* Begin *
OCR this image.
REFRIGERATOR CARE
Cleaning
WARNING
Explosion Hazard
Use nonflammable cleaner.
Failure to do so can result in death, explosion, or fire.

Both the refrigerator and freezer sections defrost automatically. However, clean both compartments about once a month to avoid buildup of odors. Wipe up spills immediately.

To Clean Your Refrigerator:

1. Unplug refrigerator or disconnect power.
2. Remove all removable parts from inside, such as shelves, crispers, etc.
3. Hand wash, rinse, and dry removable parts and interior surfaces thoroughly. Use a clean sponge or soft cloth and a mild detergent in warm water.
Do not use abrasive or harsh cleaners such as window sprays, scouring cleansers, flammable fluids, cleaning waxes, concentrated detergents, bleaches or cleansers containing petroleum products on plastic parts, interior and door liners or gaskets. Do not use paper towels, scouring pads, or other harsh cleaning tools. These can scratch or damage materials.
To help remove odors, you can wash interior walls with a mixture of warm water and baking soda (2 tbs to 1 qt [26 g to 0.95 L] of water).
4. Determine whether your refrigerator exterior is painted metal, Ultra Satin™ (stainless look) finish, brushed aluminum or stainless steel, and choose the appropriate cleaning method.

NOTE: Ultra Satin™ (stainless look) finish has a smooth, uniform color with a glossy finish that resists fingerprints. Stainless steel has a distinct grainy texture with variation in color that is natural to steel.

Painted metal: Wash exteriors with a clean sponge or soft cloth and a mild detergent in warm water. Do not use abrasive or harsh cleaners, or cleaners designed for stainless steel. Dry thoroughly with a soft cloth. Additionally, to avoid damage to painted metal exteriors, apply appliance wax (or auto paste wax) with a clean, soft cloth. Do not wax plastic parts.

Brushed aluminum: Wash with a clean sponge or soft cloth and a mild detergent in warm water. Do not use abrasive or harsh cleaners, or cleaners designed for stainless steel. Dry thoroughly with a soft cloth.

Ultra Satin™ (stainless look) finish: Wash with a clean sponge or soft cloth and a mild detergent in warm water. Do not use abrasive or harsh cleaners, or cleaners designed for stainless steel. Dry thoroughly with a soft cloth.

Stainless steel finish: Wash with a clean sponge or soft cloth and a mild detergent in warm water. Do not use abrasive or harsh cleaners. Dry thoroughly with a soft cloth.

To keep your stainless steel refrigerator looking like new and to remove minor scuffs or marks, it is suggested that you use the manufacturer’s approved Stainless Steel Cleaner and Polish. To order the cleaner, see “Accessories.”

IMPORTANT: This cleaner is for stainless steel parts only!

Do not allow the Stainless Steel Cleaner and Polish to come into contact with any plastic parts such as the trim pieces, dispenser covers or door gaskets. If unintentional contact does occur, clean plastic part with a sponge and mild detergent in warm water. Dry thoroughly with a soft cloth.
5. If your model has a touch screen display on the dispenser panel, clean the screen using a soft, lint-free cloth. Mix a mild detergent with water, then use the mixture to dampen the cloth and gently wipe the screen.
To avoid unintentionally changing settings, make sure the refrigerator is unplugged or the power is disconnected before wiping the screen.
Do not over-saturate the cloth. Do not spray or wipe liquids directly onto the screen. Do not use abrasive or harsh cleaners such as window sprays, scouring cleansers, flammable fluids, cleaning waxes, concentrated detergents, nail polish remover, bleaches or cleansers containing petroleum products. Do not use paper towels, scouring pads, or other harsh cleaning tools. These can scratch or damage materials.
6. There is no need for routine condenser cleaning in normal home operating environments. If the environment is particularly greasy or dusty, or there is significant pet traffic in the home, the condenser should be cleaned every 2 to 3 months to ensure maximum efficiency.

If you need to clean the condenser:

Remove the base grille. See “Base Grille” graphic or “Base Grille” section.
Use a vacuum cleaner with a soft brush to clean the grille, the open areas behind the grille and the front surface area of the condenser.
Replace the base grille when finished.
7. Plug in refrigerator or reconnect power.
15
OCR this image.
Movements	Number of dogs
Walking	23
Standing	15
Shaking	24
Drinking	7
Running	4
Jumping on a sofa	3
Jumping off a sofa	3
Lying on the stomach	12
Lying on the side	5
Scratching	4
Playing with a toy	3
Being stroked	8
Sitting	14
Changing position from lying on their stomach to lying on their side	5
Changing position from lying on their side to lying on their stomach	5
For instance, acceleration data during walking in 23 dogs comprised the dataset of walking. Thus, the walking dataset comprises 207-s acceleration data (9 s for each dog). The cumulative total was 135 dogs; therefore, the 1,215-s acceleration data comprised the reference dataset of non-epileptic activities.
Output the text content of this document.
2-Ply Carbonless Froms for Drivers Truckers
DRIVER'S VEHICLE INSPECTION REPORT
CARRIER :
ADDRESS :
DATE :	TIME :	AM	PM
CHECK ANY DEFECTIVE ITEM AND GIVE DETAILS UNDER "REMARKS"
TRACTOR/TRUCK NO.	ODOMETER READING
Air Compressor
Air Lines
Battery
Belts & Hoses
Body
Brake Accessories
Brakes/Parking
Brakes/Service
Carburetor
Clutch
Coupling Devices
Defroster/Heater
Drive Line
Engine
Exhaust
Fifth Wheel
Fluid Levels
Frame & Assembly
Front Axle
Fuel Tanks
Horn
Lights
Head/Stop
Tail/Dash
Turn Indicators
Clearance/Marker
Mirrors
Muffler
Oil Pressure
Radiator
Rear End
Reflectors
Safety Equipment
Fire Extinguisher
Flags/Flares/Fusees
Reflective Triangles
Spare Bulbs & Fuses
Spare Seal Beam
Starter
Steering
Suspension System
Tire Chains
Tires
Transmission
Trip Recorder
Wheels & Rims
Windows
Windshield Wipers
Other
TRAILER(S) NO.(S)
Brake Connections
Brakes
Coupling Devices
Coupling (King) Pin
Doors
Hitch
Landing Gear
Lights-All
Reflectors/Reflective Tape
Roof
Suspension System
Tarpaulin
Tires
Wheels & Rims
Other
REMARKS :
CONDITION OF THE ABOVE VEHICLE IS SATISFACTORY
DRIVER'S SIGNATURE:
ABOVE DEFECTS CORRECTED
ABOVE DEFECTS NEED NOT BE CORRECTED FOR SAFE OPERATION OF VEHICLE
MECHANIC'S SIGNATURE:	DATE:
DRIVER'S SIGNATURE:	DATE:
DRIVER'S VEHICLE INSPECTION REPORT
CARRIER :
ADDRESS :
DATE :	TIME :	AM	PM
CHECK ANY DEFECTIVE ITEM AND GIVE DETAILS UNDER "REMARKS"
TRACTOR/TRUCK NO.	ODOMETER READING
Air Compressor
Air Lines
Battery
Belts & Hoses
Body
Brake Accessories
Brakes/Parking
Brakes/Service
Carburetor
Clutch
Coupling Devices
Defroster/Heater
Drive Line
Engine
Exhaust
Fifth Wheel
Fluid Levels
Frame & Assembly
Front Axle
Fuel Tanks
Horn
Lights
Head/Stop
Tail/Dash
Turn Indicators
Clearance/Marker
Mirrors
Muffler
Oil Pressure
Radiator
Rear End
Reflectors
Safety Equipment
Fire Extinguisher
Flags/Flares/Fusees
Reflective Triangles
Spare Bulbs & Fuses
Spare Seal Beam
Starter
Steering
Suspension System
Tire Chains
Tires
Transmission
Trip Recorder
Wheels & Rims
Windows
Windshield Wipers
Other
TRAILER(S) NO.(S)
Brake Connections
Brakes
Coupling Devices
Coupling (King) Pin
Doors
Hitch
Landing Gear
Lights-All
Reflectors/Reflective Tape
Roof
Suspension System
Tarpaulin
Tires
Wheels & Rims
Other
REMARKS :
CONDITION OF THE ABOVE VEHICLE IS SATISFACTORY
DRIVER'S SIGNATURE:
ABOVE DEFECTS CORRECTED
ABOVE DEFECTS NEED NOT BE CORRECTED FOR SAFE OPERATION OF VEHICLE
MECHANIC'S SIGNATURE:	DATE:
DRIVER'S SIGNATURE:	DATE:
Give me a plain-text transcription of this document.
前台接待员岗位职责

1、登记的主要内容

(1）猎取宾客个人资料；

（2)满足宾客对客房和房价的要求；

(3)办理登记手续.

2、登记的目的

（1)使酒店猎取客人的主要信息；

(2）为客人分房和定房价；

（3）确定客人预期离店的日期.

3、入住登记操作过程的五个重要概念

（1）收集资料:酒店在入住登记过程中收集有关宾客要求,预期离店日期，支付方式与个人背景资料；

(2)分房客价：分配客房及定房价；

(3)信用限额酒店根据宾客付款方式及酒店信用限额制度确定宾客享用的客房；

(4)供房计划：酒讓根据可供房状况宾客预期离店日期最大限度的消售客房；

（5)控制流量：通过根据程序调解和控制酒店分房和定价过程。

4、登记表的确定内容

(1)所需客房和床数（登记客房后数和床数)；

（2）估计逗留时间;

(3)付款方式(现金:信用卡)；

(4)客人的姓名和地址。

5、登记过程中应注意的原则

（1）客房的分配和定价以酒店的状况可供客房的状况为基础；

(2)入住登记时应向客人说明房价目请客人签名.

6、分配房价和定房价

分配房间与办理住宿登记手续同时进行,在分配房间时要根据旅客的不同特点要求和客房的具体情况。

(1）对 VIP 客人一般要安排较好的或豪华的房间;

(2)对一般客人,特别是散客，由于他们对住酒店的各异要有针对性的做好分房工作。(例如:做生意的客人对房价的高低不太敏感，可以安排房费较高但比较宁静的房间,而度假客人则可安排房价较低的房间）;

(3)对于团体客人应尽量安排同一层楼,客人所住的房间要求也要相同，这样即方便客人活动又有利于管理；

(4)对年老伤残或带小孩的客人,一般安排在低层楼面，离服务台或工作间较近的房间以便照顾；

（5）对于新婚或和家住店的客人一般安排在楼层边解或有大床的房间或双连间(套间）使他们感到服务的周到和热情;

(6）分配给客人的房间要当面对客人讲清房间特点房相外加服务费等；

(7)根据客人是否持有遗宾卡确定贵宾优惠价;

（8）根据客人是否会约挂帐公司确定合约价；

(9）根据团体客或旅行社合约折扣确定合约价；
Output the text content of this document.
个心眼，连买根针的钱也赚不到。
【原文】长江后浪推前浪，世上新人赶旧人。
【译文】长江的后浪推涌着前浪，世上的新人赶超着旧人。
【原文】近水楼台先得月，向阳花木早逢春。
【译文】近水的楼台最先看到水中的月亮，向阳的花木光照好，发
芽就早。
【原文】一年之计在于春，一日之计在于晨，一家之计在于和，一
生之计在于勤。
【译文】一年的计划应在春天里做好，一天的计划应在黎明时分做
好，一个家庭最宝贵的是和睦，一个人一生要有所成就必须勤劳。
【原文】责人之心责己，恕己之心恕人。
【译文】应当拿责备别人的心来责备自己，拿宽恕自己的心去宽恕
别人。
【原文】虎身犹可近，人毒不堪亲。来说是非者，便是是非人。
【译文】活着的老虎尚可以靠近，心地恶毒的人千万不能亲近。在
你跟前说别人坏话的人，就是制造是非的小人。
* End *
▸ **Objective**: Extract, from the material above, each line holding the word "Jumping".

▸ **Task response**:
Jumping on a sofa	3
Jumping off a sofa	3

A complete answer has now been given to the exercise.